--- Stated task ---
Among the entries below, find the lines with "pour" and copy them.

**** Records shown ****

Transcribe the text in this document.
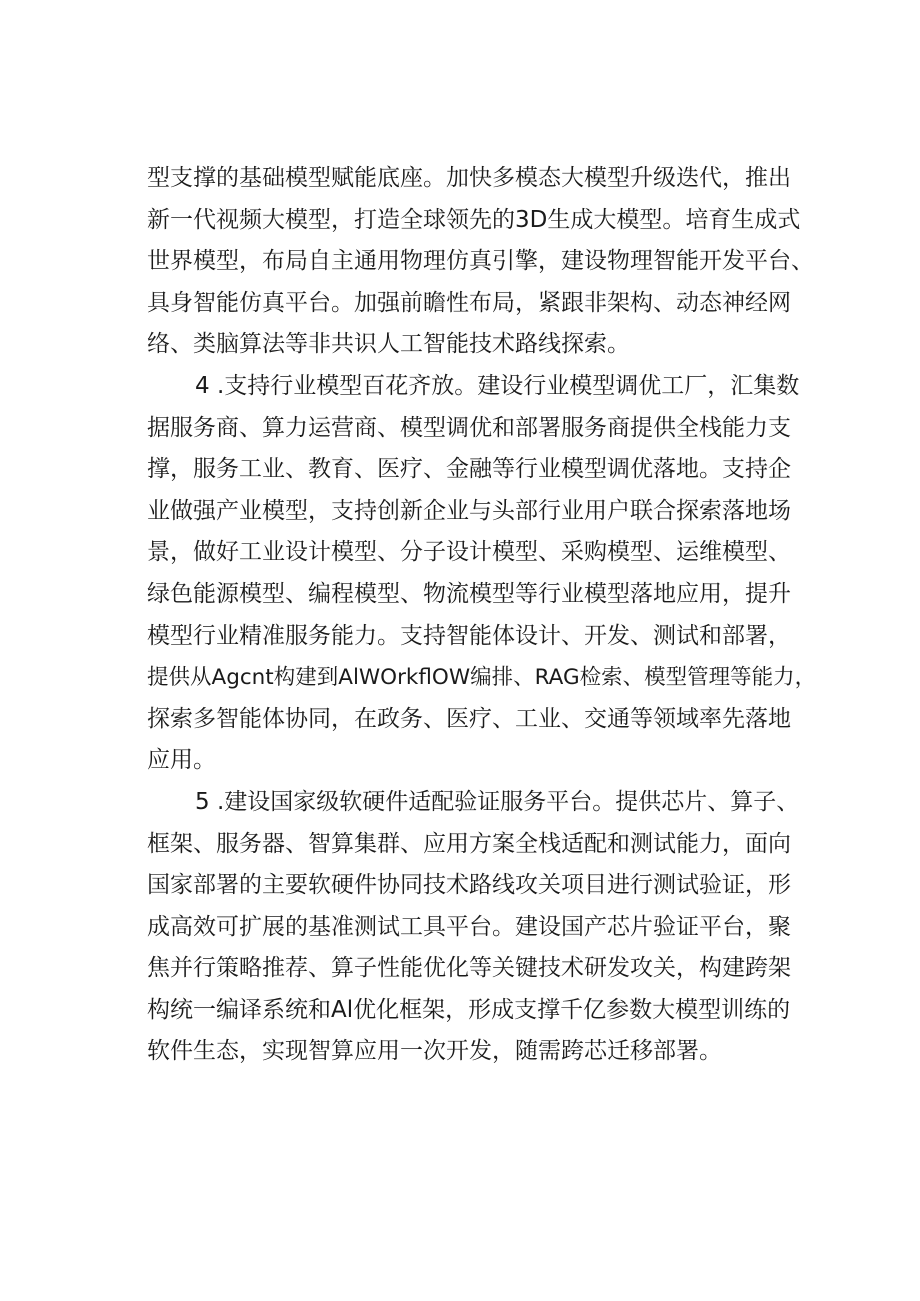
型支撑的基础模型赋能底座。加快多模态大模型升级迭代，推出
新一代视频大模型，打造全球领先的3D生成大模型。培育生成式
世界模型，布局自主通用物理仿真引擎，建设物理智能开发平台、
具身智能仿真平台。加强前瞻性布局，紧跟非架构、动态神经网
络、类脑算法等非共识人工智能技术路线探索。
4 .支持行业模型百花齐放。建设行业模型调优工厂，汇集数
据服务商、算力运营商、模型调优和部署服务商提供全栈能力支
撑，服务工业、教育、医疗、金融等行业模型调优落地。支持企
业做强产业模型，支持创新企业与头部行业用户联合探索落地场
景，做好工业设计模型、分子设计模型、采购模型、运维模型、
绿色能源模型、编程模型、物流模型等行业模型落地应用，提升
模型行业精准服务能力。支持智能体设计、开发、测试和部署，
提供从Agcnt构建到AlWOrkflOW编排、RAG检索、模型管理等能力，
探索多智能体协同，在政务、医疗、工业、交通等领域率先落地
应用。
5 .建设国家级软硬件适配验证服务平台。提供芯片、算子、
框架、服务器、智算集群、应用方案全栈适配和测试能力，面向
国家部署的主要软硬件协同技术路线攻关项目进行测试验证，形
成高效可扩展的基准测试工具平台。建设国产芯片验证平台，聚
焦并行策略推荐、算子性能优化等关键技术研发攻关，构建跨架
构统一编译系统和Al优化框架，形成支撑千亿参数大模型训练的
软件生态，实现智算应用一次开发，随需跨芯迁移部署。
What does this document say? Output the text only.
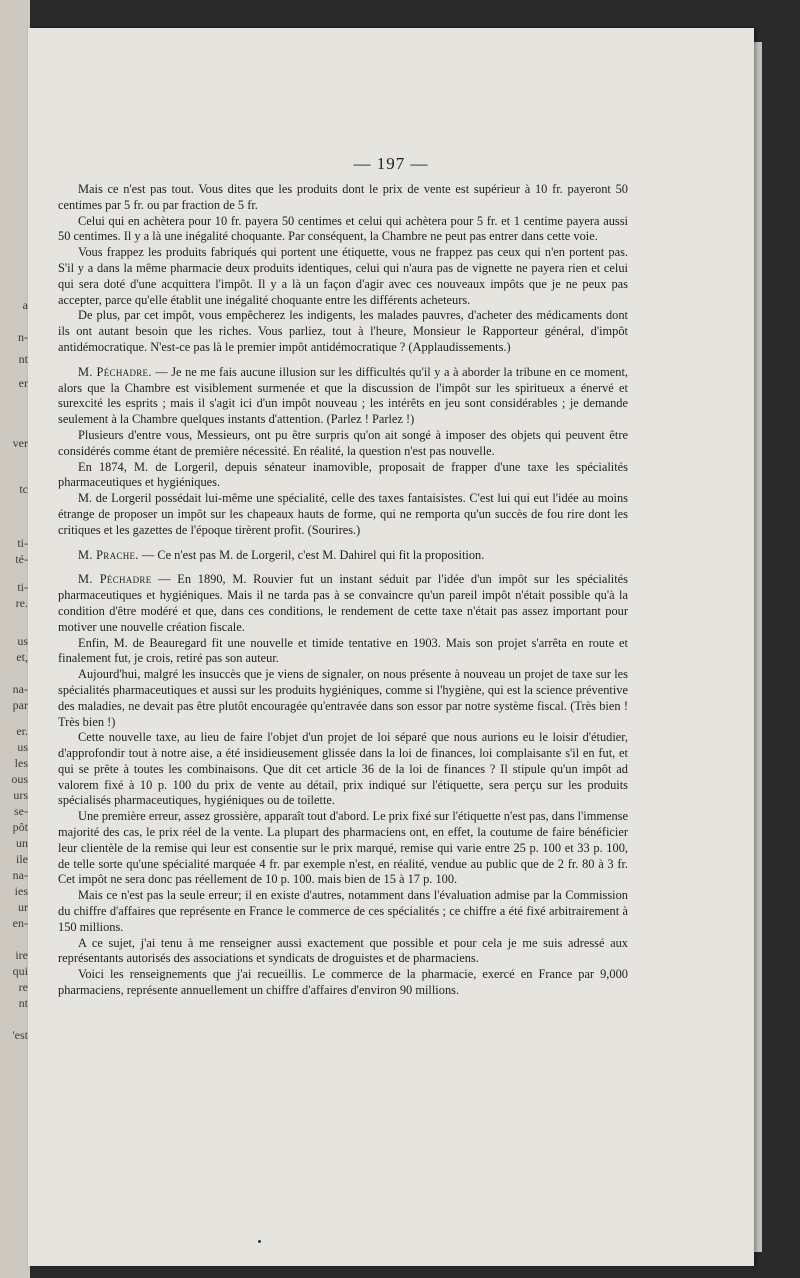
a
n-
nt
er
ver
tc
ti-
té-
ti-
re.
us
et,
na-
par
er.
us
les
ous
urs
se-
pôt
un
ile
na-
ies
ur
en-
ire
qui
re
nt
'est
— 197 —

Mais ce n'est pas tout. Vous dites que les produits dont le prix de vente est supérieur à 10 fr. payeront 50 centimes par 5 fr. ou par fraction de 5 fr.

Celui qui en achètera pour 10 fr. payera 50 centimes et celui qui achètera pour 5 fr. et 1 centime payera aussi 50 centimes. Il y a là une inégalité choquante. Par conséquent, la Chambre ne peut pas entrer dans cette voie.

Vous frappez les produits fabriqués qui portent une étiquette, vous ne frappez pas ceux qui n'en portent pas. S'il y a dans la même pharmacie deux produits identiques, celui qui n'aura pas de vignette ne payera rien et celui qui sera doté d'une acquittera l'impôt. Il y a là un façon d'agir avec ces nouveaux impôts que je ne peux pas accepter, parce qu'elle établit une inégalité choquante entre les différents acheteurs.

De plus, par cet impôt, vous empêcherez les indigents, les malades pauvres, d'acheter des médicaments dont ils ont autant besoin que les riches. Vous parliez, tout à l'heure, Monsieur le Rapporteur général, d'impôt antidémocratique. N'est-ce pas là le premier impôt antidémocratique ? (Applaudissements.)

M. Péchadre. — Je ne me fais aucune illusion sur les difficultés qu'il y a à aborder la tribune en ce moment, alors que la Chambre est visiblement surmenée et que la discussion de l'impôt sur les spiritueux a énervé et surexcité les esprits ; mais il s'agit ici d'un impôt nouveau ; les intérêts en jeu sont considérables ; je demande seulement à la Chambre quelques instants d'attention. (Parlez ! Parlez !)

Plusieurs d'entre vous, Messieurs, ont pu être surpris qu'on ait songé à imposer des objets qui peuvent être considérés comme étant de première nécessité. En réalité, la question n'est pas nouvelle.

En 1874, M. de Lorgeril, depuis sénateur inamovible, proposait de frapper d'une taxe les spécialités pharmaceutiques et hygiéniques.

M. de Lorgeril possédait lui-même une spécialité, celle des taxes fantaisistes. C'est lui qui eut l'idée au moins étrange de proposer un impôt sur les chapeaux hauts de forme, qui ne remporta qu'un succès de fou rire dont les critiques et les gazettes de l'époque tirèrent profit. (Sourires.)

M. Prache. — Ce n'est pas M. de Lorgeril, c'est M. Dahirel qui fit la proposition.

M. Péchadre — En 1890, M. Rouvier fut un instant séduit par l'idée d'un impôt sur les spécialités pharmaceutiques et hygiéniques. Mais il ne tarda pas à se convaincre qu'un pareil impôt n'était possible qu'à la condition d'être modéré et que, dans ces conditions, le rendement de cette taxe n'était pas assez important pour motiver une nouvelle création fiscale.

Enfin, M. de Beauregard fit une nouvelle et timide tentative en 1903. Mais son projet s'arrêta en route et finalement fut, je crois, retiré pas son auteur.

Aujourd'hui, malgré les insuccès que je viens de signaler, on nous présente à nouveau un projet de taxe sur les spécialités pharmaceutiques et aussi sur les produits hygiéniques, comme si l'hygiène, qui est la science préventive des maladies, ne devait pas être plutôt encouragée qu'entravée dans son essor par notre système fiscal. (Très bien ! Très bien !)

Cette nouvelle taxe, au lieu de faire l'objet d'un projet de loi séparé que nous aurions eu le loisir d'étudier, d'approfondir tout à notre aise, a été insidieusement glissée dans la loi de finances, loi complaisante s'il en fut, et qui se prête à toutes les combinaisons. Que dit cet article 36 de la loi de finances ? Il stipule qu'un impôt ad valorem fixé à 10 p. 100 du prix de vente au détail, prix indiqué sur l'étiquette, sera perçu sur les produits spécialisés pharmaceutiques, hygiéniques ou de toilette.

Une première erreur, assez grossière, apparaît tout d'abord. Le prix fixé sur l'étiquette n'est pas, dans l'immense majorité des cas, le prix réel de la vente. La plupart des pharmaciens ont, en effet, la coutume de faire bénéficier leur clientèle de la remise qui leur est consentie sur le prix marqué, remise qui varie entre 25 p. 100 et 33 p. 100, de telle sorte qu'une spécialité marquée 4 fr. par exemple n'est, en réalité, vendue au public que de 2 fr. 80 à 3 fr. Cet impôt ne sera donc pas réellement de 10 p. 100. mais bien de 15 à 17 p. 100.

Mais ce n'est pas la seule erreur; il en existe d'autres, notamment dans l'évaluation admise par la Commission du chiffre d'affaires que représente en France le commerce de ces spécialités ; ce chiffre a été fixé arbitrairement à 150 millions.

A ce sujet, j'ai tenu à me renseigner aussi exactement que possible et pour cela je me suis adressé aux représentants autorisés des associations et syndicats de droguistes et de pharmaciens.

Voici les renseignements que j'ai recueillis. Le commerce de la pharmacie, exercé en France par 9,000 pharmaciens, représente annuellement un chiffre d'affaires d'environ 90 millions.
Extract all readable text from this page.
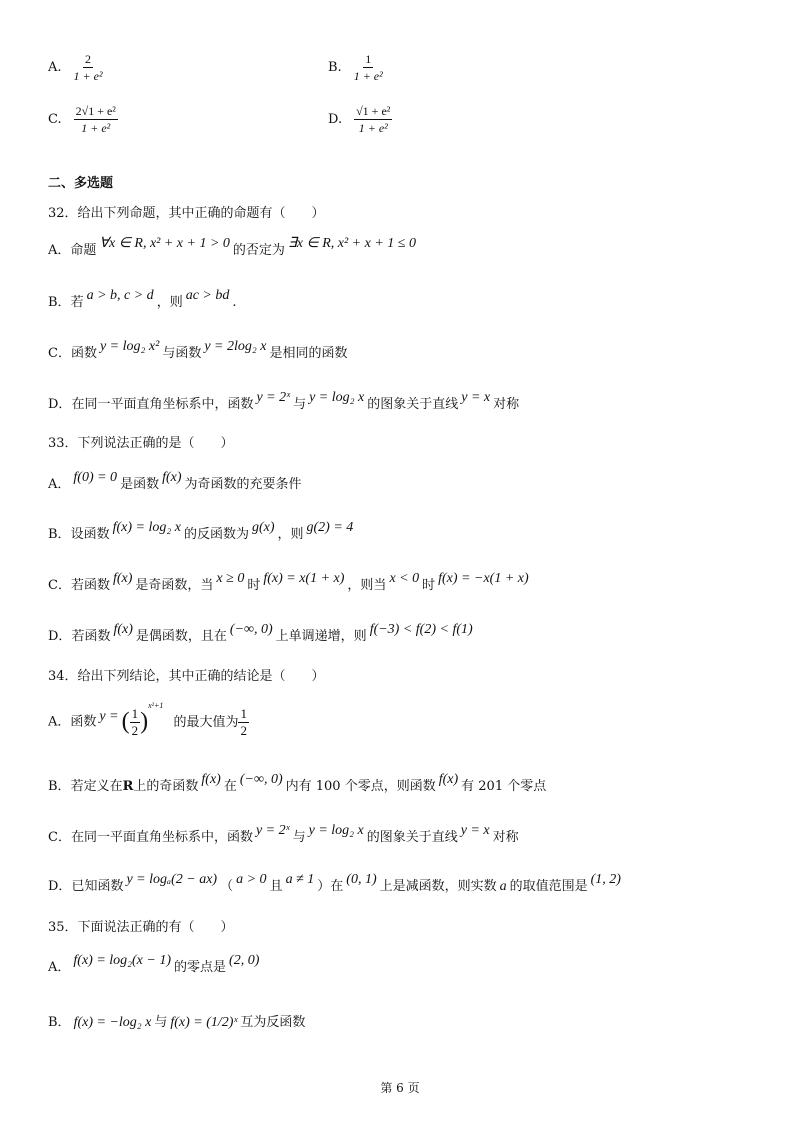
A. $\frac{2}{\text{1 + e²}}$	B. $\frac{1}{\text{1 + e²}}$
C. $\frac{\text{2√1 + e²}}{\text{1 + e²}}$	D. $\frac{\text{√1 + e²}}{\text{1 + e²}}$
二、多选题
32．给出下列命题，其中正确的命题有（　　）
A．命题 ∀x ∈ R, x² + x + 1 > 0 的否定为 ∃x ∈ R, x² + x + 1 ≤ 0
B．若 a > b, c > d ，则 ac > bd .
C．函数 y = log₂ x² 与函数 y = 2log₂ x 是相同的函数
D．在同一平面直角坐标系中，函数 y = 2ˣ 与 y = log₂ x 的图象关于直线 y = x 对称
33．下列说法正确的是（　　）
A． f(0) = 0 是函数 f(x) 为奇函数的充要条件
B．设函数 f(x) = log₂ x 的反函数为 g(x) ，则 g(2) = 4
C．若函数 f(x) 是奇函数，当 x ≥ 0 时 f(x) = x(1 + x) ，则当 x < 0 时 f(x) = −x(1 + x)
D．若函数 f(x) 是偶函数，且在 (−∞, 0) 上单调递增，则 f(−3) < f(2) < f(1)
34．给出下列结论，其中正确的结论是（　　）
A．函数 y = ( $\frac{1}{2} )^{x^2+1}$的最大值为 $\frac{1}{2}$
B．若定义在R上的奇函数 f(x) 在 (−∞, 0) 内有 100 个零点，则函数 f(x) 有 201 个零点
C．在同一平面直角坐标系中，函数 y = 2ˣ 与 y = log₂ x 的图象关于直线 y = x 对称
D．已知函数 y = logₐ(2 − ax) （ a > 0 且 a ≠ 1 ）在 (0, 1) 上是减函数，则实数 a 的取值范围是 (1, 2)
35．下面说法正确的有（　　）
A． f(x) = log₂(x − 1) 的零点是 (2, 0)
B． f(x) = −log₂ x 与 f(x) = (1/2)ˣ 互为反函数
第 6 页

****

--- Solved exercise ---
Celui qui en achètera pour 10 fr. payera 50 centimes et celui qui achètera pour 5 fr. et 1 centime payera aussi 50 centimes. Il y a là une inégalité choquante. Par conséquent, la Chambre ne peut pas entrer dans cette voie.
M. Péchadre — En 1890, M. Rouvier fut un instant séduit par l'idée d'un impôt sur les spécialités pharmaceutiques et hygiéniques. Mais il ne tarda pas à se convaincre qu'un pareil impôt n'était possible qu'à la condition d'être modéré et que, dans ces conditions, le rendement de cette taxe n'était pas assez important pour motiver une nouvelle création fiscale.
A ce sujet, j'ai tenu à me renseigner aussi exactement que possible et pour cela je me suis adressé aux représentants autorisés des associations et syndicats de droguistes et de pharmaciens.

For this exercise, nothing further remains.